ARTICLE -
◆ ◆ ◆ ◆ ◆
Consider then that different assets have different characteristics, and therefore also require radically different methods of valuation. Every asset has at very least two parts, the underlying nature of the asset and also its ability to generate income. Both of these are used to capture this concept of value, and sometimes are used together. Income flow, or capitalization of an income rate, may be the best measure of certain assets, such as real estate subject to a long-term lease, a patent producing royalties, or other assets used as a base for the generation of income. However, not all assets are best viewed as income generators, and those that do not generate any income at all must be valued based on the nature of the asset itself, often by comparable sales if those exist.

In the field of planned giving, the determination of value comes into play in other ways--often because we are attaching a percent times some amount. In these cases, it is critical to understand what the percent is being multiplied by. That "what" is invariably value. Thus, every time you hear or see a percentage you must ask yourself, "Percent times what?"

For example, the simplest use is percent times yearly value to determine the unitrust amount. On the first day or business day of the taxable year, the trustee determines value of the trust assets. Easy, right? What about the trust that has raw land in its portfolio, or a note receivable? In the case of the note, the terms of the specific note in comparison to the prevailing rates in the market in general will be part of the value. So will the credit worthiness of the payor. Not so simple. The raw land might be contaminated, have a conservation easement on it, or be adjacent to a new lucrative shopping center. And consider all the types of assets that people transfer into CRTs, from patents to closely held stock, to exotic parcels of real estate, to annuities, to passive foreign investment company holdings.

All these weird assets need to be valued every year for percent times what. The right measuring stick is not always easy to find and is not always accurate. Who will the donor, the trustee, or the donee find to apply the appropriate measuring stick?

Who Determines Value?

When we think of who determines value, we generally think of appraisers. Since 1985, we also think of the term "qualified appraiser." Now, just who would choose a nonqualified appraiser if so much of our work relies on the concept of valuation, and when the exact measuring device is so hard to find? Obviously, the term qualified appraiser came about for a reason. Prior to 1985, there were many valuation abuses in the charitable field. Art gifts were overvalued regularly by several hundred percent of what the IRS determined to be the "correct value." Is there such a thing? Correct value is a strange concept in that it is not a value at all according to the well acceptable definition of willing buyer--willing seller test. Correct value is what the IRS or the courts finally determine. How does that relate to the legal definition found in the regulations under IRC Sec. 2031? Neither the IRS nor the court is a seller or a buyer, so how do they know what a willing buyer would pay? The courts get around this by saying the test is that of a hypothetical willing buyer and willing seller.

Congress decided in 1984 (effective 1985) that it was time to impose certain restrictions on valuations and established the rules on qualified appraisals and qualified appraisers. In our field, the "who" question became a narrower one. Who would be acceptable for determining value for income tax deductions, where the value of the deduction exceeded $5,000 (for nonpublicly traded assets), was only one person, a qualified appraiser, or one who held himself or herself out to the public to appraise specific type of property in question, and who would agree to sign the appropriate tax form under penalty of perjury. Would you do that when, as we have seen, value is such a slippery concept? Perhaps it would help to tell you that the appraiser who runs afoul of these rules essentially risks disbarment, i.e., he or she may not do appraisals that have any affect on the internal revenue laws or taxes. Nevertheless, many brave souls are doing qualified appraisals.
◆ ◆ ◆ ◆ ◆
GIVEN DATA -
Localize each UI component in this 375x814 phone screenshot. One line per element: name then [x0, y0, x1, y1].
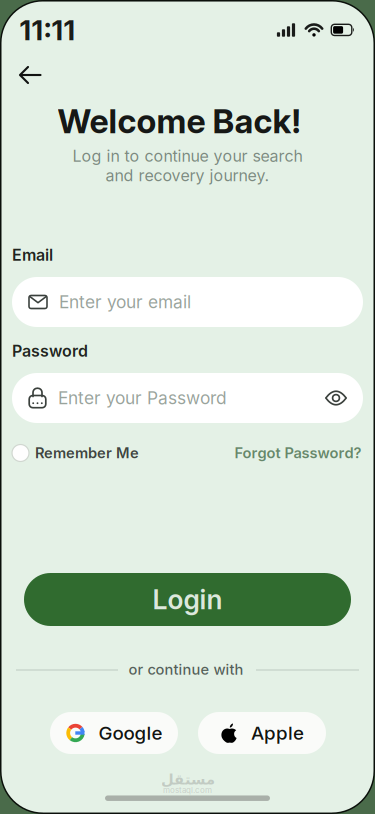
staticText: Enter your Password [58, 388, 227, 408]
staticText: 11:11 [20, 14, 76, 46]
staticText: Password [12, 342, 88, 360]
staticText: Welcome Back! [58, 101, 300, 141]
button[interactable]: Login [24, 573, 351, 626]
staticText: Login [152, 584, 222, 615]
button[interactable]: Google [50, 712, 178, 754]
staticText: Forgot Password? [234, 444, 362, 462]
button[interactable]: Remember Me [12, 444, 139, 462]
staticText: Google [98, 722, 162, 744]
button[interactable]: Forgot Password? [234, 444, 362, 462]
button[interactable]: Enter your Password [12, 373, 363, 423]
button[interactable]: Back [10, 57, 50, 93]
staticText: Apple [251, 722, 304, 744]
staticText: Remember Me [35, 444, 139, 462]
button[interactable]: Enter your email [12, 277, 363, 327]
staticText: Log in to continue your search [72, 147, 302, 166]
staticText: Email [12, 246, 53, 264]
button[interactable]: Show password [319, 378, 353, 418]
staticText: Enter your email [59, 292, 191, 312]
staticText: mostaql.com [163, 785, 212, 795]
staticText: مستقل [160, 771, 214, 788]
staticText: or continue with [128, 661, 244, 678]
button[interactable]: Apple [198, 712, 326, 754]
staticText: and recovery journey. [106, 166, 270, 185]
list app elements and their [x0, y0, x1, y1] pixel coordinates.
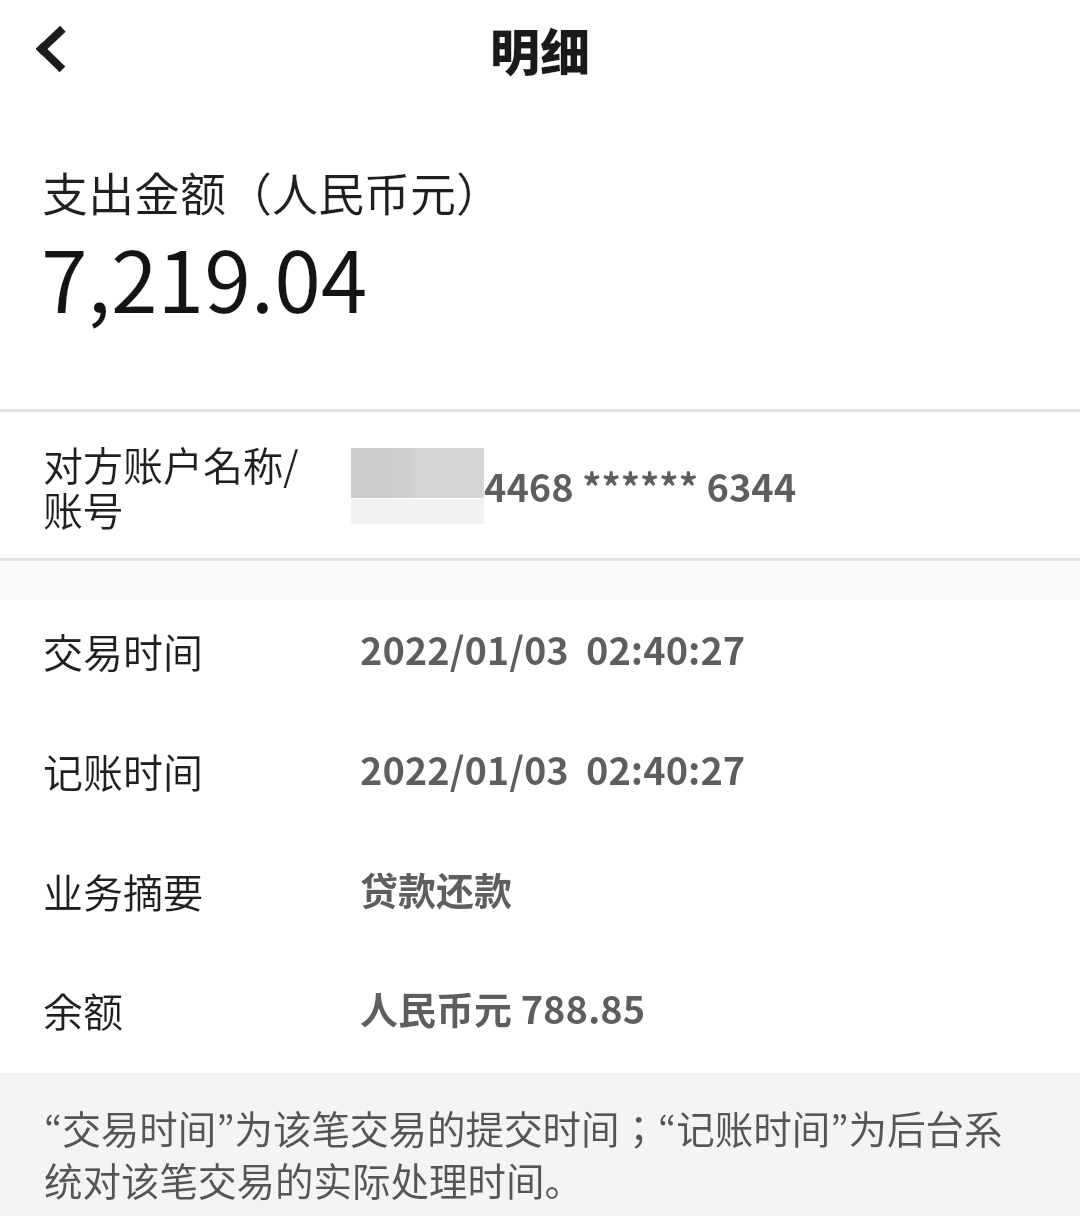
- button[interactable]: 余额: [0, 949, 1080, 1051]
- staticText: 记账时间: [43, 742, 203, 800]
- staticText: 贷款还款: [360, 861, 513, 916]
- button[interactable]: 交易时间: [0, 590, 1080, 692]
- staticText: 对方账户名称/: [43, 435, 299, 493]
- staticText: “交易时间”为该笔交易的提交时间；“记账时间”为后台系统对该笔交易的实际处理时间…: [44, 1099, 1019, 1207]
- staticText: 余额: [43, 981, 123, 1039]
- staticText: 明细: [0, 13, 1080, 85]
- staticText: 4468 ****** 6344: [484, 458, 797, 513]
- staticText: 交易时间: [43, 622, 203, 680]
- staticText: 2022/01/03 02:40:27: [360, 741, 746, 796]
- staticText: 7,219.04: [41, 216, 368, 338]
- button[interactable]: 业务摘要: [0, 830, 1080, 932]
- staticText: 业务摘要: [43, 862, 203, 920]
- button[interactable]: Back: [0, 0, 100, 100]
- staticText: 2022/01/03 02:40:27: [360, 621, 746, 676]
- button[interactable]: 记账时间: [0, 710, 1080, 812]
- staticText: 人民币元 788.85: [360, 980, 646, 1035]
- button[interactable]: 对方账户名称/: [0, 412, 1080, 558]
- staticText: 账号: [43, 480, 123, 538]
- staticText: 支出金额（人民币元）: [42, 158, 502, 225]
◆ ◆ ◆ ◆ ◆
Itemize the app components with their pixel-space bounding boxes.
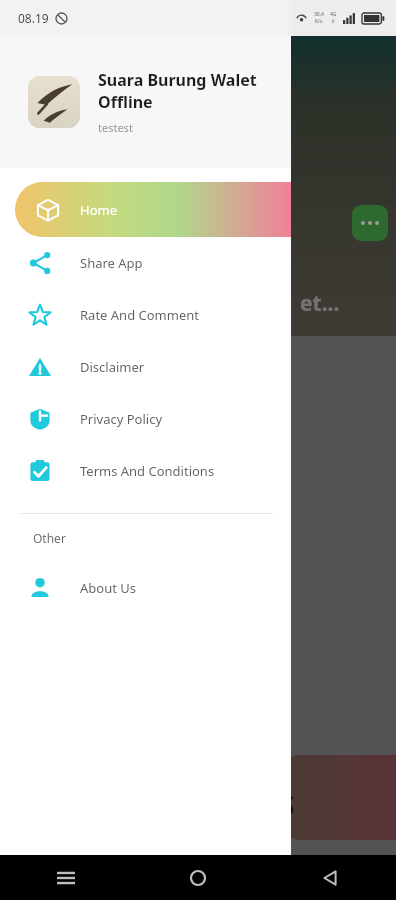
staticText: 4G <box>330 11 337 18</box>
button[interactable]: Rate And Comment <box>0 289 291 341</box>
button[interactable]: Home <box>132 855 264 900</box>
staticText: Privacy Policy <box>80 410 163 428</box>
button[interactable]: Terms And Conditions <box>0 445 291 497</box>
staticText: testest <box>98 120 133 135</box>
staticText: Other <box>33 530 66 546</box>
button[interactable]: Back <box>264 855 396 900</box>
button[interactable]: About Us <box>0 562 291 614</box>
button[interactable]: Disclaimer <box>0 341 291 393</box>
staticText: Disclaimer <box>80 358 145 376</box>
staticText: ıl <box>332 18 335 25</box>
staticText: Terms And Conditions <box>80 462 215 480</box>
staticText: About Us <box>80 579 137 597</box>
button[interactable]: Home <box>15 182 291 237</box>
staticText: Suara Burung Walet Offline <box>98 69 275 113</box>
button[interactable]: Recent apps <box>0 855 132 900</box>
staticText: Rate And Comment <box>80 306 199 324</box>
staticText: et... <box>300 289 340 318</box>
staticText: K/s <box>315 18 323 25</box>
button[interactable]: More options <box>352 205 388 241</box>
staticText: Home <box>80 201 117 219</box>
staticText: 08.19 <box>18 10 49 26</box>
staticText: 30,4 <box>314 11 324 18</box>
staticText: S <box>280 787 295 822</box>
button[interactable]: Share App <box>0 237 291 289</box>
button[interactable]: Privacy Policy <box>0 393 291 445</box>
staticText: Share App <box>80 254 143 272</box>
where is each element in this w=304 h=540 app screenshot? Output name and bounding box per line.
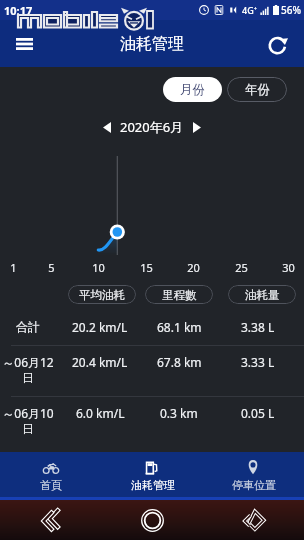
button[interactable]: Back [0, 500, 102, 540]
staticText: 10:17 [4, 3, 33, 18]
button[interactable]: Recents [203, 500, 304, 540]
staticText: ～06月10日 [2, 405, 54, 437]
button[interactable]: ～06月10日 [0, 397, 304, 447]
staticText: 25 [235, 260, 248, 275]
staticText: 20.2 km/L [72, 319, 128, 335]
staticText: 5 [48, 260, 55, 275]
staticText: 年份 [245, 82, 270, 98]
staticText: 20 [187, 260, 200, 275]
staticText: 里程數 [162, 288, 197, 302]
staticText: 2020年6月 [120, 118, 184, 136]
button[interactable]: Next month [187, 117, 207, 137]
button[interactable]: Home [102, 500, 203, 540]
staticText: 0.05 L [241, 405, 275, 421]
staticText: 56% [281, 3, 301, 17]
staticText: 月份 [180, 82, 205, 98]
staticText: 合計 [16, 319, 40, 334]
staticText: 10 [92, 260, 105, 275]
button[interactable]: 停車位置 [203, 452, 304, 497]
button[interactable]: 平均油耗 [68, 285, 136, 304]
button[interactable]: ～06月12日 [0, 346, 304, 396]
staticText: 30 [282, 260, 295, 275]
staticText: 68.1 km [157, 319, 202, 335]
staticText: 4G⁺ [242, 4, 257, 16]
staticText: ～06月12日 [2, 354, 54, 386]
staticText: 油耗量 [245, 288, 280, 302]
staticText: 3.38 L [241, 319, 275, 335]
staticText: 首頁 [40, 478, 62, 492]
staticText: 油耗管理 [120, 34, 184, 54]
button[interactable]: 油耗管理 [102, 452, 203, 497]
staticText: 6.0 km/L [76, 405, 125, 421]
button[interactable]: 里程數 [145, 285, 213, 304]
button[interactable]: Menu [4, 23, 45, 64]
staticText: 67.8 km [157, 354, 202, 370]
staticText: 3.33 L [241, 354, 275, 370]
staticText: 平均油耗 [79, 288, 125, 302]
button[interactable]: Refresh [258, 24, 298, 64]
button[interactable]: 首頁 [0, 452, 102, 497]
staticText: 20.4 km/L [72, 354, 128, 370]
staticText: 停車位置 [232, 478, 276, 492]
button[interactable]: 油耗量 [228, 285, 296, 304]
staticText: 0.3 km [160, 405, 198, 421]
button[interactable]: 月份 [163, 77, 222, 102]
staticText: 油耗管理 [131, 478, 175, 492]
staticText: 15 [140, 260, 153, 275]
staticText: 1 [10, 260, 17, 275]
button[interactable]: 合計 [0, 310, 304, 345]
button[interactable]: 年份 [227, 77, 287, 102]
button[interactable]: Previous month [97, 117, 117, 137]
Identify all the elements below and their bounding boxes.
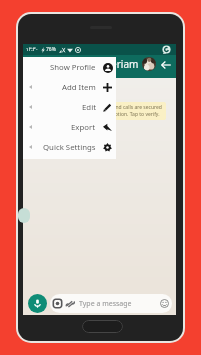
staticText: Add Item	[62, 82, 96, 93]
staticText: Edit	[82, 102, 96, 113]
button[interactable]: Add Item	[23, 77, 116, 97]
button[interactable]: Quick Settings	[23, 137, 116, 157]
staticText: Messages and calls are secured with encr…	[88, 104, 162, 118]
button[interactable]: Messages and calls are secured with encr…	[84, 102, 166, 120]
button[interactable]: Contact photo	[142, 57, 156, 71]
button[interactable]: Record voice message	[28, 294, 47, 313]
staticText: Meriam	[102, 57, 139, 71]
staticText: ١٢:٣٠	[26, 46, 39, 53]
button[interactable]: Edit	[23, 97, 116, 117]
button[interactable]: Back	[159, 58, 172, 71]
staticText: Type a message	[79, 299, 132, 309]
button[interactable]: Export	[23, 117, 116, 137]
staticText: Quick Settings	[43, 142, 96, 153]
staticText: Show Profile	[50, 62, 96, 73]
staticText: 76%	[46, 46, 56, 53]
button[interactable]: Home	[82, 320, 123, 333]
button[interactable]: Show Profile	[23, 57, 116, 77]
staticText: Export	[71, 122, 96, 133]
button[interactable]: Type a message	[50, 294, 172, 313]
◆ ◆ ◆ ◆ ◆
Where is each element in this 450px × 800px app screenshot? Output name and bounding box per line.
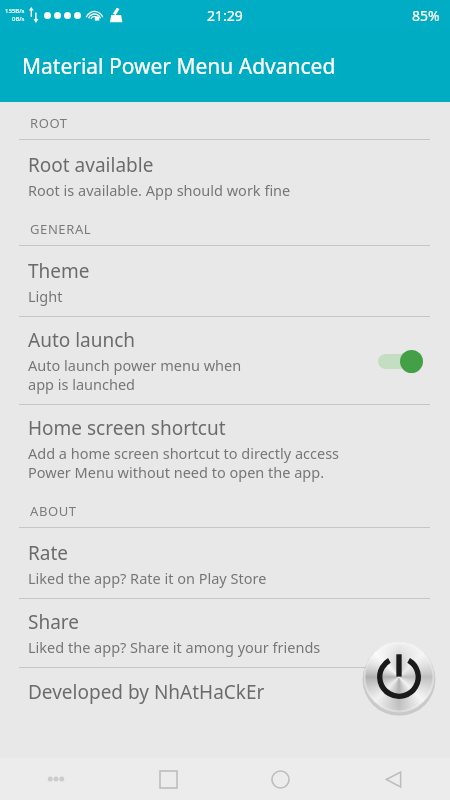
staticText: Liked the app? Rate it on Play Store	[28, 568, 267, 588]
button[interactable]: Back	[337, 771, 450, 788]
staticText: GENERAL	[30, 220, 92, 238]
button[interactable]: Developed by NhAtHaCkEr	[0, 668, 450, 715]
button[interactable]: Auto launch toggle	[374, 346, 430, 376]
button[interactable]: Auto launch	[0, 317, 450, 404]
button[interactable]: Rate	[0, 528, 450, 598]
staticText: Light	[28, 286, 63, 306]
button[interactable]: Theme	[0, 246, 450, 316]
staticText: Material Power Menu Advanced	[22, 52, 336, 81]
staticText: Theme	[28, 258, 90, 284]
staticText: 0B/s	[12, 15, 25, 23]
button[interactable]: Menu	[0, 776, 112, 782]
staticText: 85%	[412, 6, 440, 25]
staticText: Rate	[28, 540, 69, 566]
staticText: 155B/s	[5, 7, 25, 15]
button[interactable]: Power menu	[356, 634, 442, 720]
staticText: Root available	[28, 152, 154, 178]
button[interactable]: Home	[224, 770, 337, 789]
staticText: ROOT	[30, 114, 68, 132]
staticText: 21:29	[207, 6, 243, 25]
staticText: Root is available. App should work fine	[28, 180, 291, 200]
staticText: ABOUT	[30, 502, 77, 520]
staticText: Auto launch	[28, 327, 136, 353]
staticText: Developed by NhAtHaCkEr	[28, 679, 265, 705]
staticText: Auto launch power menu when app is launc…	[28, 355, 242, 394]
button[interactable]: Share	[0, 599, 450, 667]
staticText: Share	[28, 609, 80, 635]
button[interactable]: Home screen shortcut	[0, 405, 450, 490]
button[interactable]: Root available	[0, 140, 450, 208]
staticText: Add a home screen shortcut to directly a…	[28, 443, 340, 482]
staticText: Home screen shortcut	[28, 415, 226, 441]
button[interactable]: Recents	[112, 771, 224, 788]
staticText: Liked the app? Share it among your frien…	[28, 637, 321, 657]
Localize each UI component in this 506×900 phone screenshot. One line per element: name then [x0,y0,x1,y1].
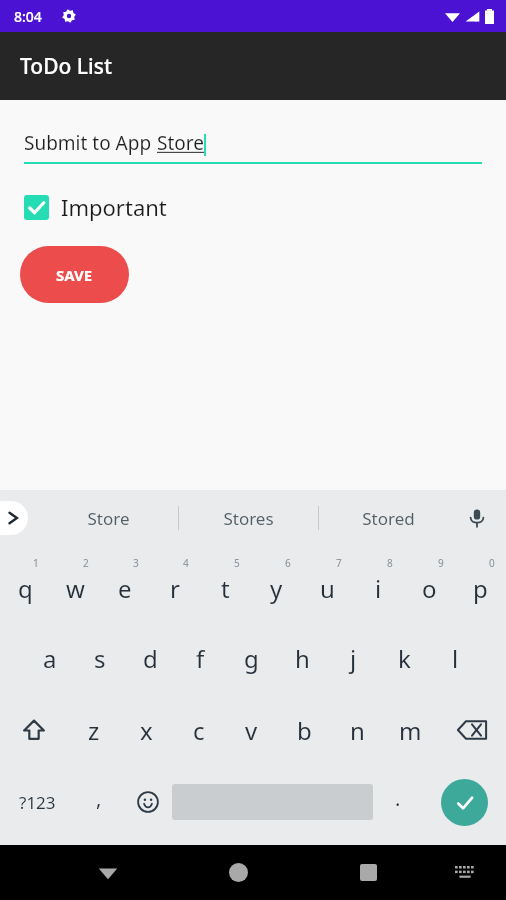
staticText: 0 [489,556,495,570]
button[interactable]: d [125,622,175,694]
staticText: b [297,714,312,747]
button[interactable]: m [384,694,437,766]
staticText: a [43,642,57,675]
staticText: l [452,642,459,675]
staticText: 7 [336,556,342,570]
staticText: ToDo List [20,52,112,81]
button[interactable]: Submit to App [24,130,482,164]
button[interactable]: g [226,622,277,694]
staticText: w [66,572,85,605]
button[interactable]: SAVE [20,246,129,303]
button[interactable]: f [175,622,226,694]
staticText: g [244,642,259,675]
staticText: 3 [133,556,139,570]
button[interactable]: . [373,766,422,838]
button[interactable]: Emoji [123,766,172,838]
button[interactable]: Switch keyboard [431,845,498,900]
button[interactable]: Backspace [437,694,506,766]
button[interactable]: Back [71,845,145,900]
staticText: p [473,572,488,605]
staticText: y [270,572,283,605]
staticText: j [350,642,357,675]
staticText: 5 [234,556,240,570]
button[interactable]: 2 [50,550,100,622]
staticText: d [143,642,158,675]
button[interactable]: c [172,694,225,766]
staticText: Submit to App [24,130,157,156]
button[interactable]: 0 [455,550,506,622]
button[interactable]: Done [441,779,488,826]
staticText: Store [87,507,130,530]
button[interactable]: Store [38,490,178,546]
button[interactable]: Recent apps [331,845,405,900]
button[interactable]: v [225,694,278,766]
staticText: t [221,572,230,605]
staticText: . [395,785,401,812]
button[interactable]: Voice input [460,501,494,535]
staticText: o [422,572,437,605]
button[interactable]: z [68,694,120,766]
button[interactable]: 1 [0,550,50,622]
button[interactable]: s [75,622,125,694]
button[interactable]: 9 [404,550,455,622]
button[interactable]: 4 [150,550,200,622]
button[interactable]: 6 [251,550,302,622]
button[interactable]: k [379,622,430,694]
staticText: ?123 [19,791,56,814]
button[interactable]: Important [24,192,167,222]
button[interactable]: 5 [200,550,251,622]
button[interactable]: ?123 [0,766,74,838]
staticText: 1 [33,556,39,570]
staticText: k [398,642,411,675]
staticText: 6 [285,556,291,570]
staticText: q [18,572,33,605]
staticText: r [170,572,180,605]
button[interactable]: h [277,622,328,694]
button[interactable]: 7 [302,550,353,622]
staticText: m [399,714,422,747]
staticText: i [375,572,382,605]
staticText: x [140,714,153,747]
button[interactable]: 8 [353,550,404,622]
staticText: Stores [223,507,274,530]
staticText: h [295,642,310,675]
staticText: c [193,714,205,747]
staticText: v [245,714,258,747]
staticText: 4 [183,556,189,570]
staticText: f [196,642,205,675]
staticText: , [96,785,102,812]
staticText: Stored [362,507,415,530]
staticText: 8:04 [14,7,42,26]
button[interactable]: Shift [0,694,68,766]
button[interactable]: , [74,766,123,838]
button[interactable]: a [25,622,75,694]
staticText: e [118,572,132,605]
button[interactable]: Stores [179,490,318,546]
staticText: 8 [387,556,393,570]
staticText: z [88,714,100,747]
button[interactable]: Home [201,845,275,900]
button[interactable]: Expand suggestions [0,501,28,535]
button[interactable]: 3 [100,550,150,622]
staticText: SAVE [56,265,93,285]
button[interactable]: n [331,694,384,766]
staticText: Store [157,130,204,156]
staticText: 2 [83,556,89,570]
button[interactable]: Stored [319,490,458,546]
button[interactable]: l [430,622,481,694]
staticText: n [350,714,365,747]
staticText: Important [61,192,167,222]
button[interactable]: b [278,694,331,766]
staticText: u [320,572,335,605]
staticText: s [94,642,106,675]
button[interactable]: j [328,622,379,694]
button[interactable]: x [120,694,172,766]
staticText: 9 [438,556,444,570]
◆ ◆ ◆ ◆ ◆
PROBLEMS AND TASKS -
(1) Answer these questions from the article on valuation in planned giving, one answer per line:
(a) On what day does the trustee determine the value of the trust assets?
(b) In what year did Congress decide to impose restrictions on valuations?
(c) Above what deduction amount, for nonpublicly traded assets, was only a qualified appraiser acceptable?
(2) Using the article on valuation in planned giving, decide whether each statement agrees with it. Answer yes or no, and quote the words that decide it.
(a) Before 1985, art gifts were regularly overvalued by several hundred percent.
(b) Assets that generate no income must be valued by their income flow.
(c) The courts apply the test of an actual willing buyer and willing seller.
(3) Carry the article on valuation in planned giving forward from its last sentence.

RESULTS OF THE EXERCISE -
(1)
(a) On the first day or business day of the taxable year.
(b) 1984, effective 1985.
(c) $5,000.

(2)
(a) Yes: "Art gifts were overvalued regularly by several hundred percent"
(b) No: "those that do not generate any income at all must be valued based on the nature of the asset itself, often by comparable sales if those exist."
(c) No: "The courts get around this by saying the test is that of a hypothetical willing buyer and willing seller."

(3)
But appraisers are not the only ones who must value assets. So must the trustee of the unitrust, whether lead or remainder type, and the pooled income fund. They may or may not hire an appraiser to do the valuation. A bank or trust company subject to state or federal regulation will hire an appraiser for any nonpublicly traded stock. An individual or a charity serving as trustee does not always do so, and does not have the same banking regulations imposed on them. Are they at risk for their valuations? They certainly are. The potential complainants are the IRS where the unitrust beneficiaries have pulled out too much in the way of current trust distribution, the charitable remainderman, any successive beneficiary, and the state attorney general.

Certain parties are prevented from valuation in certain situations, such as charities valuing gifts received, or the issuer of the property valuing it. The who question, while narrower than it used to be, still leaves open much room for having an inappropriate or unqualified person performing the valuation in this field. It also provides a basis, or reason, for finding the most qualified person to do the job.

When Is The Value Determined?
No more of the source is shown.